Records from a dataset
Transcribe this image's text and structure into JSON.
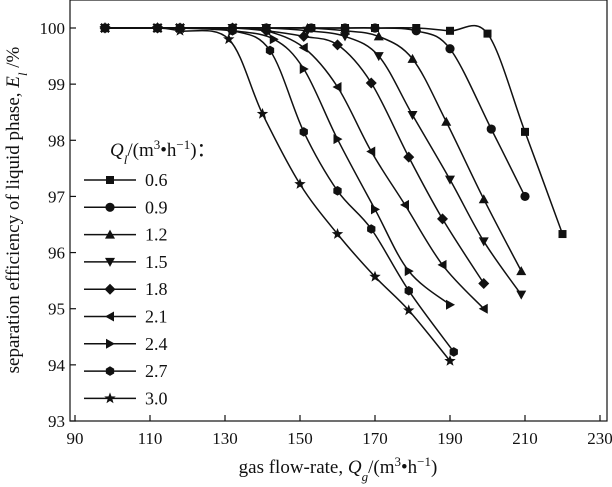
{
  "chart_data": {
    "type": "line",
    "xlabel": "gas flow-rate, Q_g/(m³·h⁻¹)",
    "ylabel": "separation efficiency of liquid phase, E_l /%",
    "xlim": [
      90,
      230
    ],
    "ylim": [
      93,
      100.5
    ],
    "xticks": [
      "90",
      "110",
      "130",
      "150",
      "170",
      "190",
      "210",
      "230"
    ],
    "yticks": [
      "93",
      "94",
      "95",
      "96",
      "97",
      "98",
      "99",
      "100"
    ],
    "grid": false,
    "legend_position": "left",
    "legend_title": "Q_l /(m³·h⁻¹)：",
    "series": [
      {
        "name": "0.6",
        "marker": "square",
        "x": [
          98,
          112,
          118,
          132,
          141,
          153,
          162,
          170,
          181,
          190,
          200,
          210,
          220
        ],
        "y": [
          100,
          100,
          100,
          100,
          100,
          100,
          100,
          100,
          100,
          99.95,
          99.9,
          98.15,
          96.33
        ]
      },
      {
        "name": "0.9",
        "marker": "circle",
        "x": [
          98,
          112,
          118,
          132,
          141,
          153,
          162,
          170,
          181,
          190,
          201,
          210
        ],
        "y": [
          100,
          100,
          100,
          100,
          100,
          100,
          100,
          100,
          99.95,
          99.63,
          98.2,
          97
        ]
      },
      {
        "name": "1.2",
        "marker": "triangle-up",
        "x": [
          98,
          112,
          118,
          132,
          141,
          152,
          162,
          171,
          180,
          189,
          199,
          209
        ],
        "y": [
          100,
          100,
          100,
          100,
          100,
          100,
          99.95,
          99.85,
          99.45,
          98.33,
          96.95,
          95.67
        ]
      },
      {
        "name": "1.5",
        "marker": "triangle-down",
        "x": [
          98,
          112,
          118,
          132,
          141,
          152,
          162,
          171,
          180,
          190,
          199,
          209
        ],
        "y": [
          100,
          100,
          100,
          100,
          100,
          99.95,
          99.85,
          99.5,
          98.45,
          97.3,
          96.2,
          95.25
        ]
      },
      {
        "name": "1.8",
        "marker": "diamond",
        "x": [
          98,
          112,
          118,
          132,
          141,
          151,
          160,
          169,
          179,
          188,
          199
        ],
        "y": [
          100,
          100,
          100,
          100,
          99.95,
          99.85,
          99.7,
          99.02,
          97.7,
          96.6,
          95.45
        ]
      },
      {
        "name": "2.1",
        "marker": "triangle-left",
        "x": [
          98,
          112,
          118,
          132,
          141,
          151,
          160,
          169,
          178,
          188,
          199
        ],
        "y": [
          100,
          100,
          100,
          100,
          99.95,
          99.65,
          98.95,
          97.8,
          96.85,
          95.78,
          95
        ]
      },
      {
        "name": "2.4",
        "marker": "triangle-right",
        "x": [
          98,
          112,
          118,
          132,
          143,
          151,
          160,
          170,
          179,
          190
        ],
        "y": [
          100,
          100,
          100,
          99.95,
          99.8,
          99.27,
          98.02,
          96.77,
          95.67,
          95.07
        ]
      },
      {
        "name": "2.7",
        "marker": "hexagon",
        "x": [
          98,
          112,
          118,
          132,
          142,
          151,
          160,
          169,
          179,
          191
        ],
        "y": [
          100,
          100,
          100,
          99.95,
          99.6,
          98.15,
          97.1,
          96.42,
          95.32,
          94.23
        ]
      },
      {
        "name": "3.0",
        "marker": "star",
        "x": [
          98,
          112,
          118,
          131,
          140,
          150,
          160,
          170,
          179,
          190
        ],
        "y": [
          100,
          100,
          99.95,
          99.8,
          98.47,
          97.22,
          96.33,
          95.57,
          94.97,
          94.07
        ]
      }
    ]
  }
}
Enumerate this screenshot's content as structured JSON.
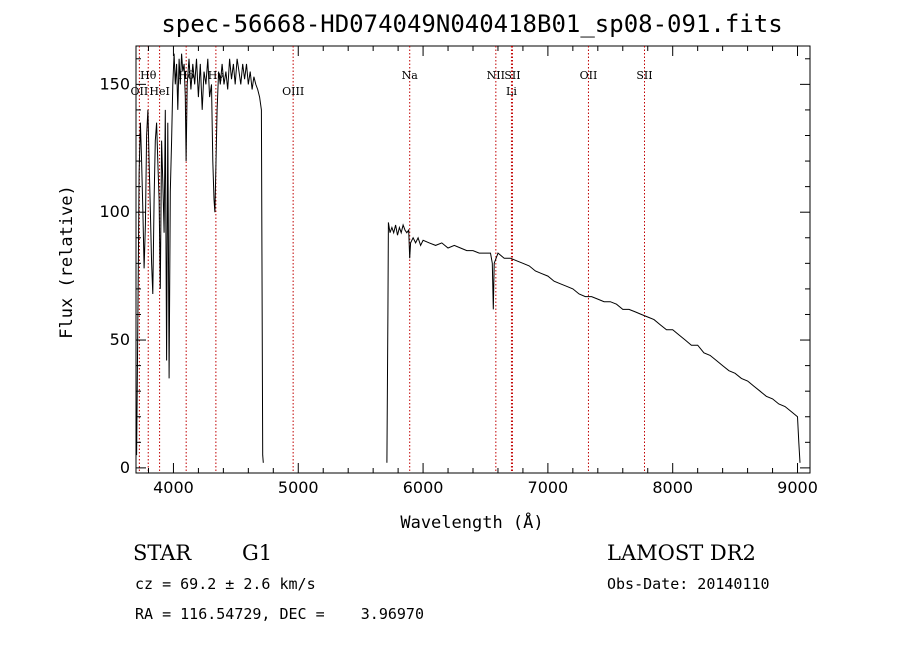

**STATED PROBLEM**
All records should be output exactly, with the pictures left out.

**WORKED SOLUTION**
Transcribe this image's text and structure into JSON.
{
  "chart_data": {
    "type": "line",
    "xlabel": "gas flow-rate, Q_g/(m³·h⁻¹)",
    "ylabel": "separation efficiency of liquid phase, E_l /%",
    "xlim": [
      90,
      230
    ],
    "ylim": [
      93,
      100.5
    ],
    "xticks": [
      "90",
      "110",
      "130",
      "150",
      "170",
      "190",
      "210",
      "230"
    ],
    "yticks": [
      "93",
      "94",
      "95",
      "96",
      "97",
      "98",
      "99",
      "100"
    ],
    "grid": false,
    "legend_position": "left",
    "legend_title": "Q_l /(m³·h⁻¹)：",
    "series": [
      {
        "name": "0.6",
        "marker": "square",
        "x": [
          98,
          112,
          118,
          132,
          141,
          153,
          162,
          170,
          181,
          190,
          200,
          210,
          220
        ],
        "y": [
          100,
          100,
          100,
          100,
          100,
          100,
          100,
          100,
          100,
          99.95,
          99.9,
          98.15,
          96.33
        ]
      },
      {
        "name": "0.9",
        "marker": "circle",
        "x": [
          98,
          112,
          118,
          132,
          141,
          153,
          162,
          170,
          181,
          190,
          201,
          210
        ],
        "y": [
          100,
          100,
          100,
          100,
          100,
          100,
          100,
          100,
          99.95,
          99.63,
          98.2,
          97
        ]
      },
      {
        "name": "1.2",
        "marker": "triangle-up",
        "x": [
          98,
          112,
          118,
          132,
          141,
          152,
          162,
          171,
          180,
          189,
          199,
          209
        ],
        "y": [
          100,
          100,
          100,
          100,
          100,
          100,
          99.95,
          99.85,
          99.45,
          98.33,
          96.95,
          95.67
        ]
      },
      {
        "name": "1.5",
        "marker": "triangle-down",
        "x": [
          98,
          112,
          118,
          132,
          141,
          152,
          162,
          171,
          180,
          190,
          199,
          209
        ],
        "y": [
          100,
          100,
          100,
          100,
          100,
          99.95,
          99.85,
          99.5,
          98.45,
          97.3,
          96.2,
          95.25
        ]
      },
      {
        "name": "1.8",
        "marker": "diamond",
        "x": [
          98,
          112,
          118,
          132,
          141,
          151,
          160,
          169,
          179,
          188,
          199
        ],
        "y": [
          100,
          100,
          100,
          100,
          99.95,
          99.85,
          99.7,
          99.02,
          97.7,
          96.6,
          95.45
        ]
      },
      {
        "name": "2.1",
        "marker": "triangle-left",
        "x": [
          98,
          112,
          118,
          132,
          141,
          151,
          160,
          169,
          178,
          188,
          199
        ],
        "y": [
          100,
          100,
          100,
          100,
          99.95,
          99.65,
          98.95,
          97.8,
          96.85,
          95.78,
          95
        ]
      },
      {
        "name": "2.4",
        "marker": "triangle-right",
        "x": [
          98,
          112,
          118,
          132,
          143,
          151,
          160,
          170,
          179,
          190
        ],
        "y": [
          100,
          100,
          100,
          99.95,
          99.8,
          99.27,
          98.02,
          96.77,
          95.67,
          95.07
        ]
      },
      {
        "name": "2.7",
        "marker": "hexagon",
        "x": [
          98,
          112,
          118,
          132,
          142,
          151,
          160,
          169,
          179,
          191
        ],
        "y": [
          100,
          100,
          100,
          99.95,
          99.6,
          98.15,
          97.1,
          96.42,
          95.32,
          94.23
        ]
      },
      {
        "name": "3.0",
        "marker": "star",
        "x": [
          98,
          112,
          118,
          131,
          140,
          150,
          160,
          170,
          179,
          190
        ],
        "y": [
          100,
          100,
          99.95,
          99.8,
          98.47,
          97.22,
          96.33,
          95.57,
          94.97,
          94.07
        ]
      }
    ]
  }
}
Enumerate this screenshot's content as structured JSON.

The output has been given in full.